Requirement: Transcribe the whole listing without a single picture.

— START OF Data —

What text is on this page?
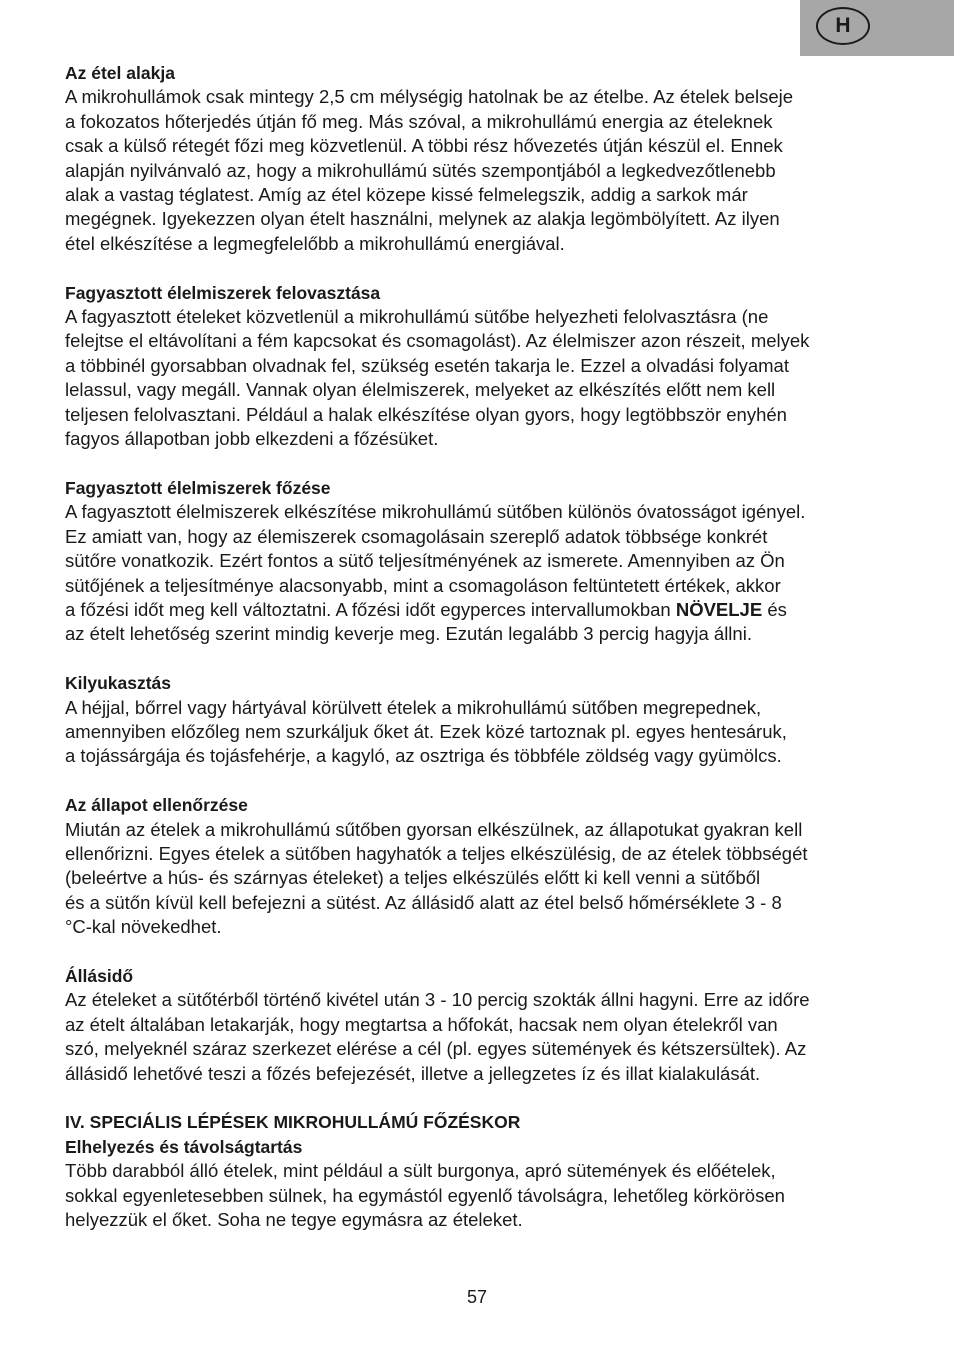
H
Az étel alakja
A mikrohullámok csak mintegy 2,5 cm mélységig hatolnak be az ételbe. Az ételek belseje
a fokozatos hőterjedés útján fő meg. Más szóval, a mikrohullámú energia az ételeknek
csak a külső rétegét főzi meg közvetlenül. A többi rész hővezetés útján készül el. Ennek
alapján nyilvánvaló az, hogy a mikrohullámú sütés szempontjából a legkedvezőtlenebb
alak a vastag téglatest. Amíg az étel közepe kissé felmelegszik, addig a sarkok már
megégnek. Igyekezzen olyan ételt használni, melynek az alakja legömbölyített. Az ilyen
étel elkészítése a legmegfelelőbb a mikrohullámú energiával.
Fagyasztott élelmiszerek felovasztása
A fagyasztott ételeket közvetlenül a mikrohullámú sütőbe helyezheti felolvasztásra (ne
felejtse el eltávolítani a fém kapcsokat és csomagolást). Az élelmiszer azon részeit, melyek
a többinél gyorsabban olvadnak fel, szükség esetén takarja le. Ezzel a olvadási folyamat
lelassul, vagy megáll. Vannak olyan élelmiszerek, melyeket az elkészítés előtt nem kell
teljesen felolvasztani. Például a halak elkészítése olyan gyors, hogy legtöbbször enyhén
fagyos állapotban jobb elkezdeni a főzésüket.
Fagyasztott élelmiszerek főzése
A fagyasztott élelmiszerek elkészítése mikrohullámú sütőben különös óvatosságot igényel.
Ez amiatt van, hogy az élemiszerek csomagolásain szereplő adatok többsége konkrét
sütőre vonatkozik. Ezért fontos a sütő teljesítményének az ismerete. Amennyiben az Ön
sütőjének a teljesítménye alacsonyabb, mint a csomagoláson feltüntetett értékek, akkor
a főzési időt meg kell változtatni. A főzési időt egyperces intervallumokban NÖVELJE és
az ételt lehetőség szerint mindig keverje meg. Ezután legalább 3 percig hagyja állni.
Kilyukasztás
A héjjal, bőrrel vagy hártyával körülvett ételek a mikrohullámú sütőben megrepednek,
amennyiben előzőleg nem szurkáljuk őket át. Ezek közé tartoznak pl. egyes hentesáruk,
a tojássárgája és tojásfehérje, a kagyló, az osztriga és többféle zöldség vagy gyümölcs.
Az állapot ellenőrzése
Miután az ételek a mikrohullámú sűtőben gyorsan elkészülnek, az állapotukat gyakran kell
ellenőrizni. Egyes ételek a sütőben hagyhatók a teljes elkészülésig, de az ételek többségét
(beleértve a hús- és szárnyas ételeket) a teljes elkészülés előtt ki kell venni a sütőből
és a sütőn kívül kell befejezni a sütést. Az állásidő alatt az étel belső hőmérséklete 3 - 8
°C-kal növekedhet.
Állásidő
Az ételeket a sütőtérből történő kivétel után 3 - 10 percig szokták állni hagyni. Erre az időre
az ételt általában letakarják, hogy megtartsa a hőfokát, hacsak nem olyan ételekről van
szó, melyeknél száraz szerkezet elérése a cél (pl. egyes sütemények és kétszersültek). Az
állásidő lehetővé teszi a főzés befejezését, illetve a jellegzetes íz és illat kialakulását.
IV. SPECIÁLIS LÉPÉSEK MIKROHULLÁMÚ FŐZÉSKOR
Elhelyezés és távolságtartás
Több darabból álló ételek, mint például a sült burgonya, apró sütemények és előételek,
sokkal egyenletesebben sülnek, ha egymástól egyenlő távolságra, lehetőleg körkörösen
helyezzük el őket. Soha ne tegye egymásra az ételeket.
57
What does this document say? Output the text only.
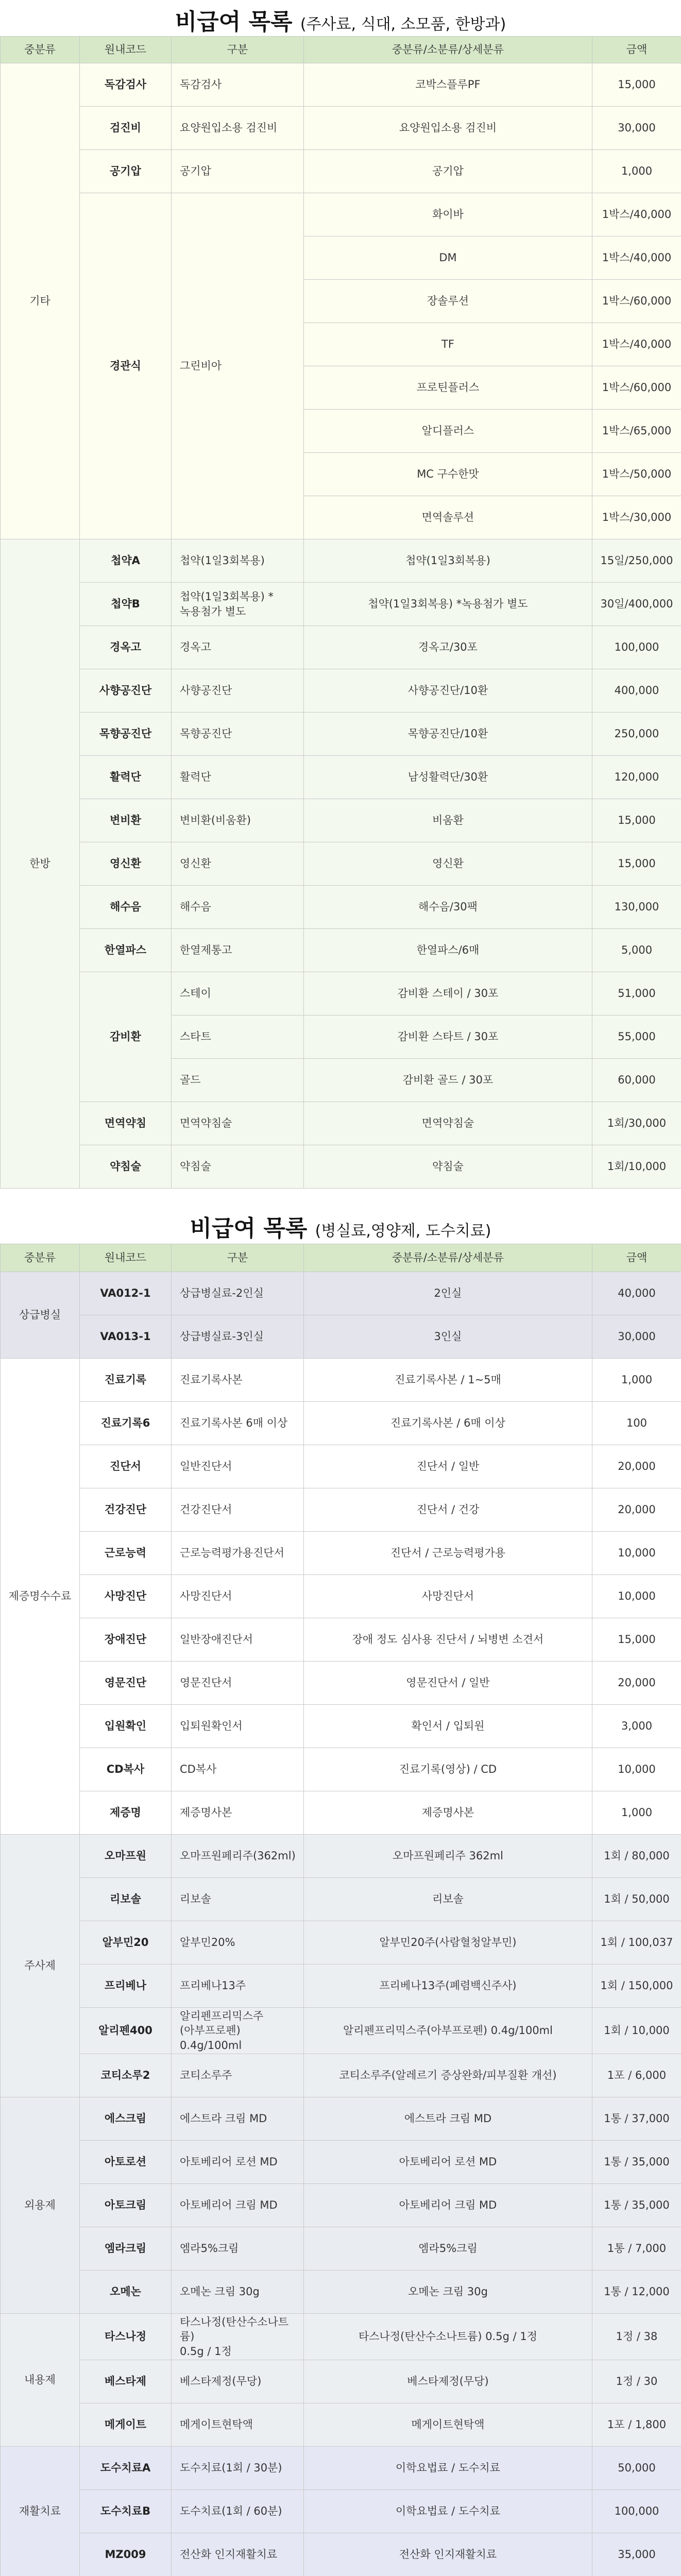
비급여 목록 (주사료, 식대, 소모품, 한방과)
중분류	원내코드	구분	중분류/소분류/상세분류	금액
기타	독감검사	독감검사	코박스플루PF	15,000
	검진비	요양원입소용 검진비	요양원입소용 검진비	30,000
	공기압	공기압	공기압	1,000
	경관식	그린비아	화이바	1박스/40,000
			DM	1박스/40,000
			장솔루션	1박스/60,000
			TF	1박스/40,000
			프로틴플러스	1박스/60,000
			알디플러스	1박스/65,000
			MC 구수한맛	1박스/50,000
			면역솔루션	1박스/30,000
한방	첩약A	첩약(1일3회복용)	첩약(1일3회복용)	15일/250,000
	첩약B	첩약(1일3회복용) *
녹용첨가 별도	첩약(1일3회복용) *녹용첨가 별도	30일/400,000
	경옥고	경옥고	경옥고/30포	100,000
	사향공진단	사향공진단	사향공진단/10환	400,000
	목향공진단	목향공진단	목향공진단/10환	250,000
	활력단	활력단	남성활력단/30환	120,000
	변비환	변비환(비움환)	비움환	15,000
	영신환	영신환	영신환	15,000
	해수음	해수음	해수음/30팩	130,000
	한열파스	한열제통고	한열파스/6매	5,000
	감비환	스테이	감비환 스테이 / 30포	51,000
		스타트	감비환 스타트 / 30포	55,000
		골드	감비환 골드 / 30포	60,000
	면역약침	면역약침술	면역약침술	1회/30,000
	약침술	약침술	약침술	1회/10,000
비급여 목록 (병실료,영양제, 도수치료)
중분류	원내코드	구분	중분류/소분류/상세분류	금액
상급병실	VA012-1	상급병실료-2인실	2인실	40,000
	VA013-1	상급병실료-3인실	3인실	30,000
제증명수수료	진료기록	진료기록사본	진료기록사본 / 1~5매	1,000
	진료기록6	진료기록사본 6매 이상	진료기록사본 / 6매 이상	100
	진단서	일반진단서	진단서 / 일반	20,000
	건강진단	건강진단서	진단서 / 건강	20,000
	근로능력	근로능력평가용진단서	진단서 / 근로능력평가용	10,000
	사망진단	사망진단서	사망진단서	10,000
	장애진단	일반장애진단서	장애 정도 심사용 진단서 / 뇌병변 소견서	15,000
	영문진단	영문진단서	영문진단서 / 일반	20,000
	입원확인	입퇴원확인서	확인서 / 입퇴원	3,000
	CD복사	CD복사	진료기록(영상) / CD	10,000
	제증명	제증명사본	제증명사본	1,000
주사제	오마프원	오마프원페리주(362ml)	오마프원페리주 362ml	1회 / 80,000
	리보솔	리보솔	리보솔	1회 / 50,000
	알부민20	알부민20%	알부민20주(사람혈청알부민)	1회 / 100,037
	프리베나	프리베나13주	프리베나13주(폐렴백신주사)	1회 / 150,000
	알리펜400	알리펜프리믹스주
(아부프로펜) 0.4g/100ml	알리펜프리믹스주(아부프로펜) 0.4g/100ml	1회 / 10,000
	코티소루2	코티소루주	코티소루주(알레르기 증상완화/피부질환 개선)	1포 / 6,000
외용제	에스크림	에스트라 크림 MD	에스트라 크림 MD	1통 / 37,000
	아토로션	아토베리어 로션 MD	아토베리어 로션 MD	1통 / 35,000
	아토크림	아토베리어 크림 MD	아토베리어 크림 MD	1통 / 35,000
	엠라크림	엠라5%크림	엠라5%크림	1통 / 7,000
	오메논	오메논 크림 30g	오메논 크림 30g	1통 / 12,000
내용제	타스나정	타스나정(탄산수소나트륨)
0.5g / 1정	타스나정(탄산수소나트륨) 0.5g / 1정	1정 / 38
	베스타제	베스타제정(무당)	베스타제정(무당)	1정 / 30
	메게이트	메게이트현탁액	메게이트현탁액	1포 / 1,800
재활치료	도수치료A	도수치료(1회 / 30분)	이학요법료 / 도수치료	50,000
	도수치료B	도수치료(1회 / 60분)	이학요법료 / 도수치료	100,000
	MZ009	전산화 인지재활치료	전산화 인지재활치료	35,000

— END OF Data —

Task output:
What text is on this page?
H
Az étel alakja
A mikrohullámok csak mintegy 2,5 cm mélységig hatolnak be az ételbe. Az ételek belseje
a fokozatos hőterjedés útján fő meg. Más szóval, a mikrohullámú energia az ételeknek
csak a külső rétegét főzi meg közvetlenül. A többi rész hővezetés útján készül el. Ennek
alapján nyilvánvaló az, hogy a mikrohullámú sütés szempontjából a legkedvezőtlenebb
alak a vastag téglatest. Amíg az étel közepe kissé felmelegszik, addig a sarkok már
megégnek. Igyekezzen olyan ételt használni, melynek az alakja legömbölyített. Az ilyen
étel elkészítése a legmegfelelőbb a mikrohullámú energiával.
Fagyasztott élelmiszerek felovasztása
A fagyasztott ételeket közvetlenül a mikrohullámú sütőbe helyezheti felolvasztásra (ne
felejtse el eltávolítani a fém kapcsokat és csomagolást). Az élelmiszer azon részeit, melyek
a többinél gyorsabban olvadnak fel, szükség esetén takarja le. Ezzel a olvadási folyamat
lelassul, vagy megáll. Vannak olyan élelmiszerek, melyeket az elkészítés előtt nem kell
teljesen felolvasztani. Például a halak elkészítése olyan gyors, hogy legtöbbször enyhén
fagyos állapotban jobb elkezdeni a főzésüket.
Fagyasztott élelmiszerek főzése
A fagyasztott élelmiszerek elkészítése mikrohullámú sütőben különös óvatosságot igényel.
Ez amiatt van, hogy az élemiszerek csomagolásain szereplő adatok többsége konkrét
sütőre vonatkozik. Ezért fontos a sütő teljesítményének az ismerete. Amennyiben az Ön
sütőjének a teljesítménye alacsonyabb, mint a csomagoláson feltüntetett értékek, akkor
a főzési időt meg kell változtatni. A főzési időt egyperces intervallumokban NÖVELJE és
az ételt lehetőség szerint mindig keverje meg. Ezután legalább 3 percig hagyja állni.
Kilyukasztás
A héjjal, bőrrel vagy hártyával körülvett ételek a mikrohullámú sütőben megrepednek,
amennyiben előzőleg nem szurkáljuk őket át. Ezek közé tartoznak pl. egyes hentesáruk,
a tojássárgája és tojásfehérje, a kagyló, az osztriga és többféle zöldség vagy gyümölcs.
Az állapot ellenőrzése
Miután az ételek a mikrohullámú sűtőben gyorsan elkészülnek, az állapotukat gyakran kell
ellenőrizni. Egyes ételek a sütőben hagyhatók a teljes elkészülésig, de az ételek többségét
(beleértve a hús- és szárnyas ételeket) a teljes elkészülés előtt ki kell venni a sütőből
és a sütőn kívül kell befejezni a sütést. Az állásidő alatt az étel belső hőmérséklete 3 - 8
°C-kal növekedhet.
Állásidő
Az ételeket a sütőtérből történő kivétel után 3 - 10 percig szokták állni hagyni. Erre az időre
az ételt általában letakarják, hogy megtartsa a hőfokát, hacsak nem olyan ételekről van
szó, melyeknél száraz szerkezet elérése a cél (pl. egyes sütemények és kétszersültek). Az
állásidő lehetővé teszi a főzés befejezését, illetve a jellegzetes íz és illat kialakulását.
IV. SPECIÁLIS LÉPÉSEK MIKROHULLÁMÚ FŐZÉSKOR
Elhelyezés és távolságtartás
Több darabból álló ételek, mint például a sült burgonya, apró sütemények és előételek,
sokkal egyenletesebben sülnek, ha egymástól egyenlő távolságra, lehetőleg körkörösen
helyezzük el őket. Soha ne tegye egymásra az ételeket.
57
What does this document say? Output the text only.
비급여 목록 (주사료, 식대, 소모품, 한방과)
중분류	원내코드	구분	중분류/소분류/상세분류	금액
기타	독감검사	독감검사	코박스플루PF	15,000
	검진비	요양원입소용 검진비	요양원입소용 검진비	30,000
	공기압	공기압	공기압	1,000
	경관식	그린비아	화이바	1박스/40,000
			DM	1박스/40,000
			장솔루션	1박스/60,000
			TF	1박스/40,000
			프로틴플러스	1박스/60,000
			알디플러스	1박스/65,000
			MC 구수한맛	1박스/50,000
			면역솔루션	1박스/30,000
한방	첩약A	첩약(1일3회복용)	첩약(1일3회복용)	15일/250,000
	첩약B	첩약(1일3회복용) *
녹용첨가 별도	첩약(1일3회복용) *녹용첨가 별도	30일/400,000
	경옥고	경옥고	경옥고/30포	100,000
	사향공진단	사향공진단	사향공진단/10환	400,000
	목향공진단	목향공진단	목향공진단/10환	250,000
	활력단	활력단	남성활력단/30환	120,000
	변비환	변비환(비움환)	비움환	15,000
	영신환	영신환	영신환	15,000
	해수음	해수음	해수음/30팩	130,000
	한열파스	한열제통고	한열파스/6매	5,000
	감비환	스테이	감비환 스테이 / 30포	51,000
		스타트	감비환 스타트 / 30포	55,000
		골드	감비환 골드 / 30포	60,000
	면역약침	면역약침술	면역약침술	1회/30,000
	약침술	약침술	약침술	1회/10,000
비급여 목록 (병실료,영양제, 도수치료)
중분류	원내코드	구분	중분류/소분류/상세분류	금액
상급병실	VA012-1	상급병실료-2인실	2인실	40,000
	VA013-1	상급병실료-3인실	3인실	30,000
제증명수수료	진료기록	진료기록사본	진료기록사본 / 1~5매	1,000
	진료기록6	진료기록사본 6매 이상	진료기록사본 / 6매 이상	100
	진단서	일반진단서	진단서 / 일반	20,000
	건강진단	건강진단서	진단서 / 건강	20,000
	근로능력	근로능력평가용진단서	진단서 / 근로능력평가용	10,000
	사망진단	사망진단서	사망진단서	10,000
	장애진단	일반장애진단서	장애 정도 심사용 진단서 / 뇌병변 소견서	15,000
	영문진단	영문진단서	영문진단서 / 일반	20,000
	입원확인	입퇴원확인서	확인서 / 입퇴원	3,000
	CD복사	CD복사	진료기록(영상) / CD	10,000
	제증명	제증명사본	제증명사본	1,000
주사제	오마프원	오마프원페리주(362ml)	오마프원페리주 362ml	1회 / 80,000
	리보솔	리보솔	리보솔	1회 / 50,000
	알부민20	알부민20%	알부민20주(사람혈청알부민)	1회 / 100,037
	프리베나	프리베나13주	프리베나13주(폐렴백신주사)	1회 / 150,000
	알리펜400	알리펜프리믹스주
(아부프로펜) 0.4g/100ml	알리펜프리믹스주(아부프로펜) 0.4g/100ml	1회 / 10,000
	코티소루2	코티소루주	코티소루주(알레르기 증상완화/피부질환 개선)	1포 / 6,000
외용제	에스크림	에스트라 크림 MD	에스트라 크림 MD	1통 / 37,000
	아토로션	아토베리어 로션 MD	아토베리어 로션 MD	1통 / 35,000
	아토크림	아토베리어 크림 MD	아토베리어 크림 MD	1통 / 35,000
	엠라크림	엠라5%크림	엠라5%크림	1통 / 7,000
	오메논	오메논 크림 30g	오메논 크림 30g	1통 / 12,000
내용제	타스나정	타스나정(탄산수소나트륨)
0.5g / 1정	타스나정(탄산수소나트륨) 0.5g / 1정	1정 / 38
	베스타제	베스타제정(무당)	베스타제정(무당)	1정 / 30
	메게이트	메게이트현탁액	메게이트현탁액	1포 / 1,800
재활치료	도수치료A	도수치료(1회 / 30분)	이학요법료 / 도수치료	50,000
	도수치료B	도수치료(1회 / 60분)	이학요법료 / 도수치료	100,000
	MZ009	전산화 인지재활치료	전산화 인지재활치료	35,000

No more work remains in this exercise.